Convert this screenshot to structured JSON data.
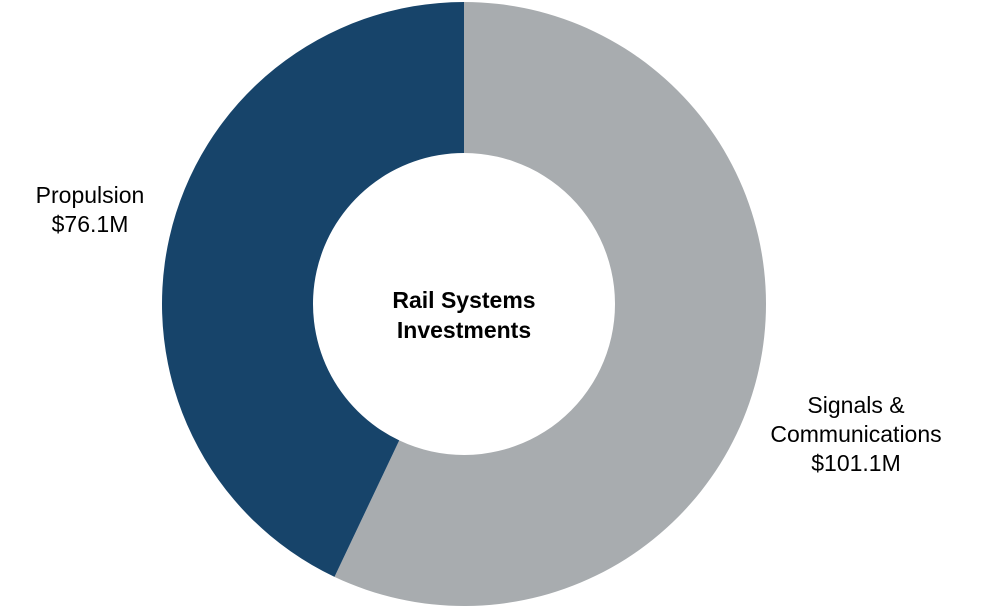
{
  "chart_data": {
    "type": "pie",
    "variant": "donut",
    "title": "Rail Systems Investments",
    "categories": [
      "Signals & Communications",
      "Propulsion"
    ],
    "values": [
      101.1,
      76.1
    ],
    "value_labels": [
      "$101.1M",
      "$76.1M"
    ],
    "units": "$M",
    "colors": [
      "#a8acaf",
      "#17446a"
    ],
    "start": "top",
    "direction": "clockwise"
  },
  "labels": {
    "propulsion": {
      "name": "Propulsion",
      "value": "$76.1M"
    },
    "signals": {
      "name_line1": "Signals &",
      "name_line2": "Communications",
      "value": "$101.1M"
    }
  }
}
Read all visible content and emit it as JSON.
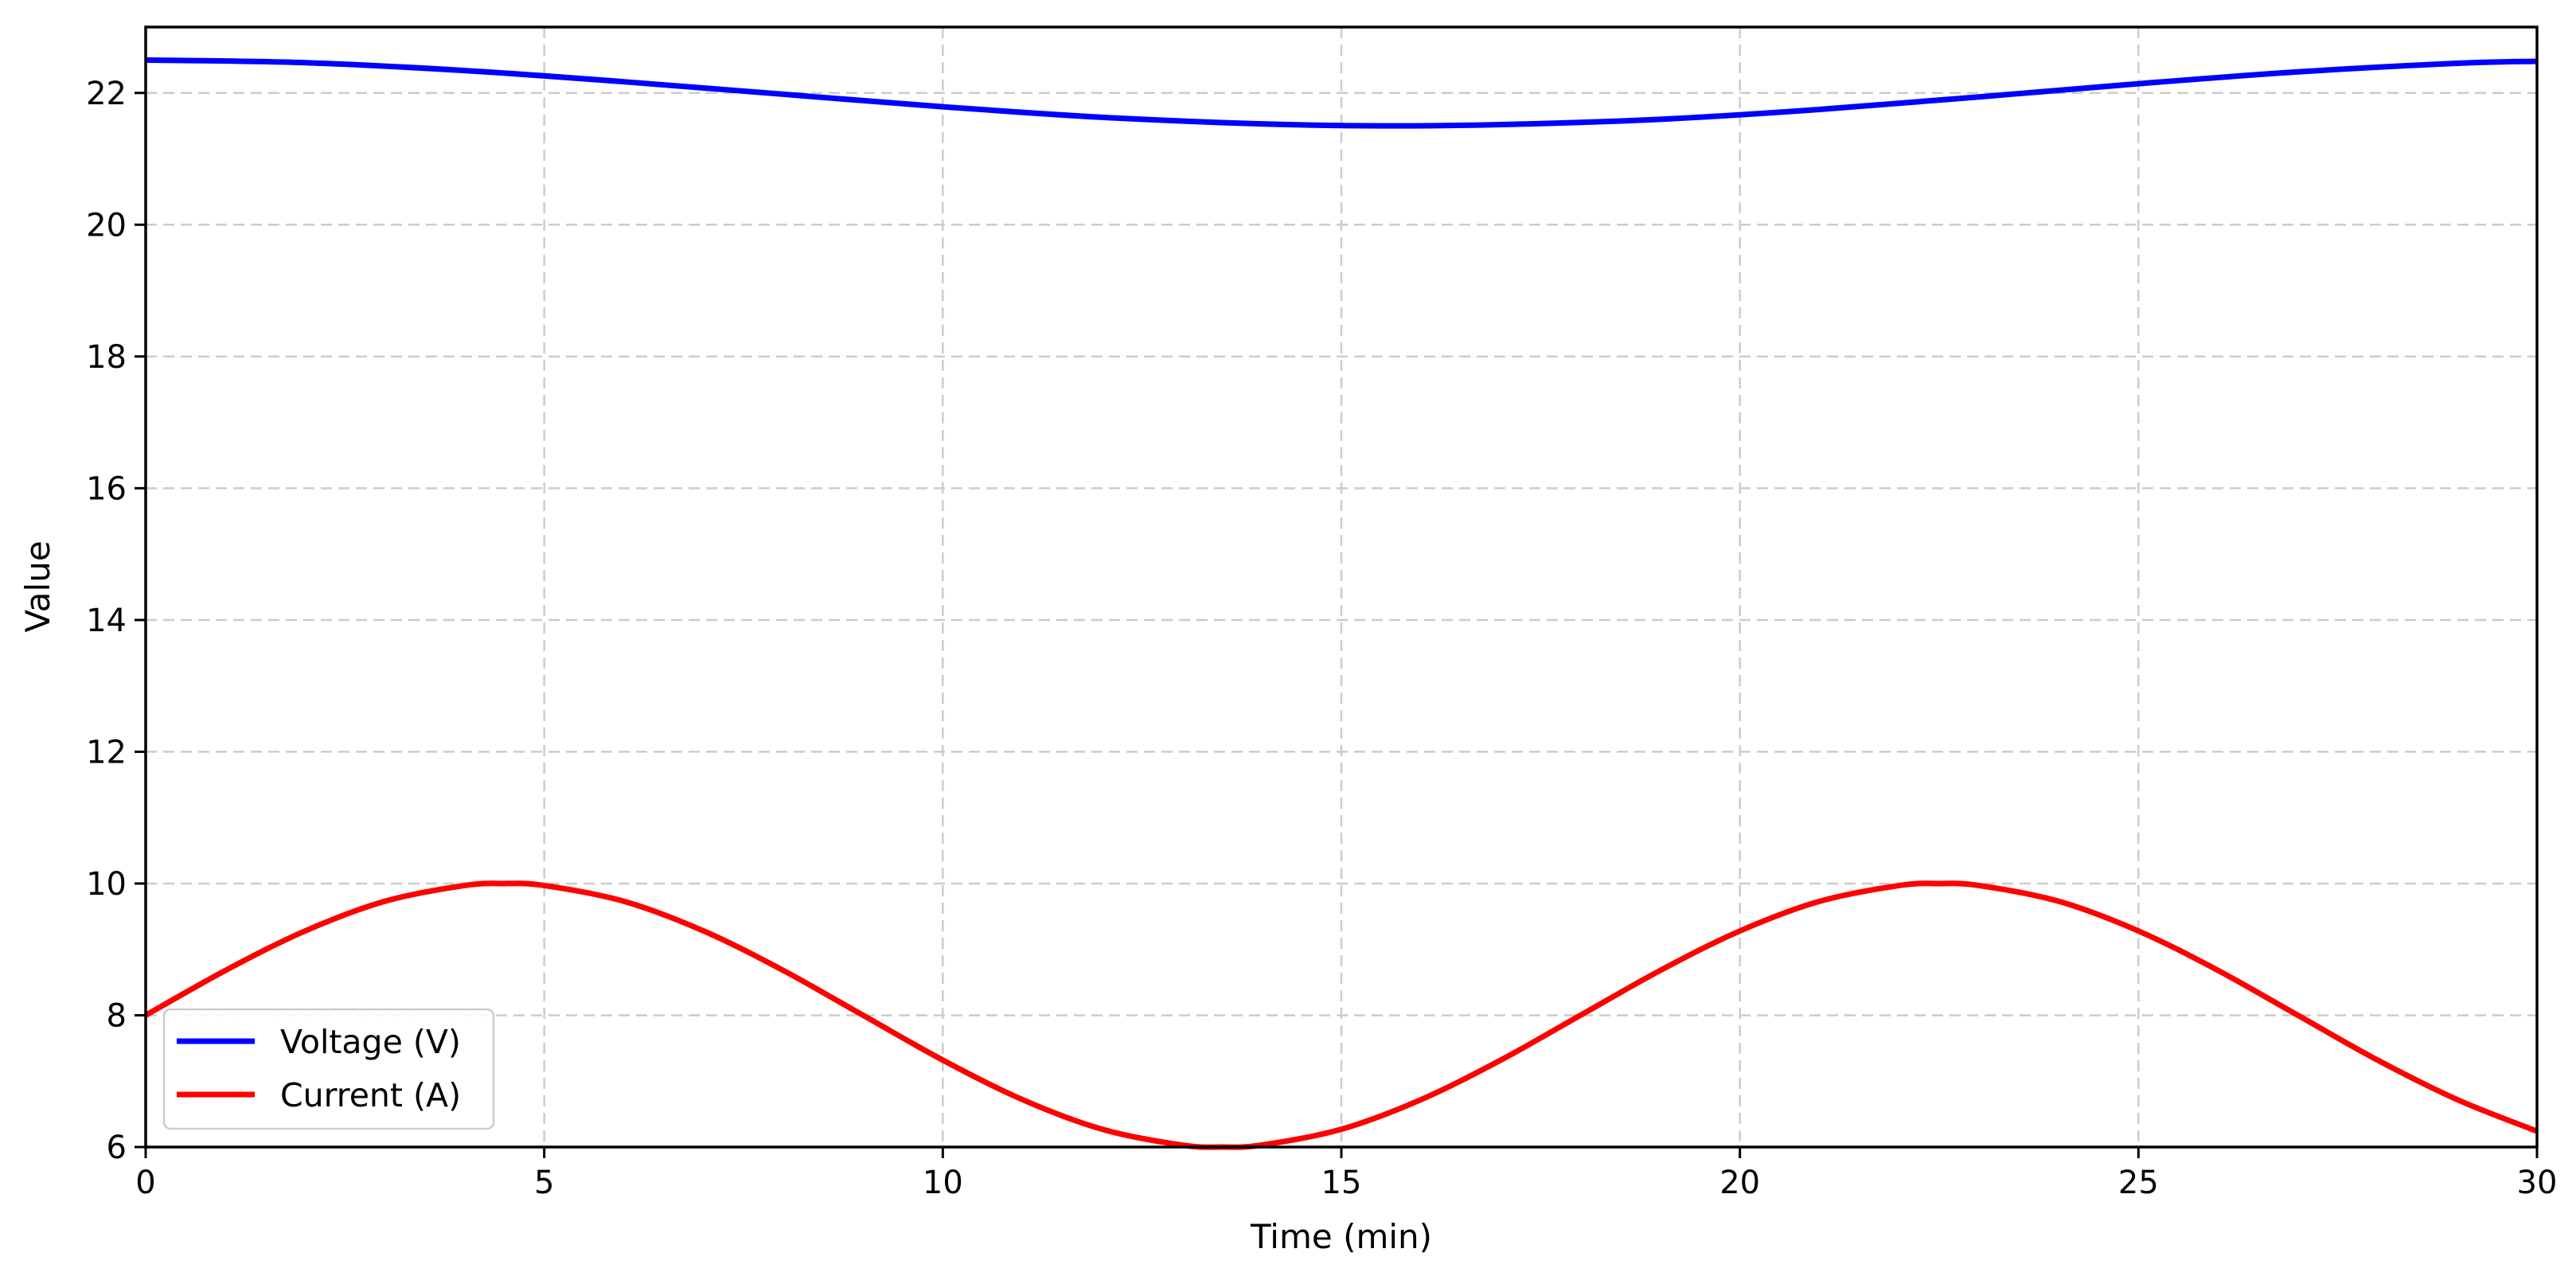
┄┄┄┄┄┄┄┄┄┄┄┄┄┄┄┄┄┄┄┄
• _Problem_: From the entries above, output every line exactly and omit any image.

• _Completed exercise_:
Convert this screenshot to structured JSON data.
{
  "chart_data": {
    "type": "pie",
    "variant": "donut",
    "title": "Rail Systems Investments",
    "categories": [
      "Signals & Communications",
      "Propulsion"
    ],
    "values": [
      101.1,
      76.1
    ],
    "value_labels": [
      "$101.1M",
      "$76.1M"
    ],
    "units": "$M",
    "colors": [
      "#a8acaf",
      "#17446a"
    ],
    "start": "top",
    "direction": "clockwise"
  },
  "labels": {
    "propulsion": {
      "name": "Propulsion",
      "value": "$76.1M"
    },
    "signals": {
      "name_line1": "Signals &",
      "name_line2": "Communications",
      "value": "$101.1M"
    }
  }
}
Read all visible content and emit it as JSON.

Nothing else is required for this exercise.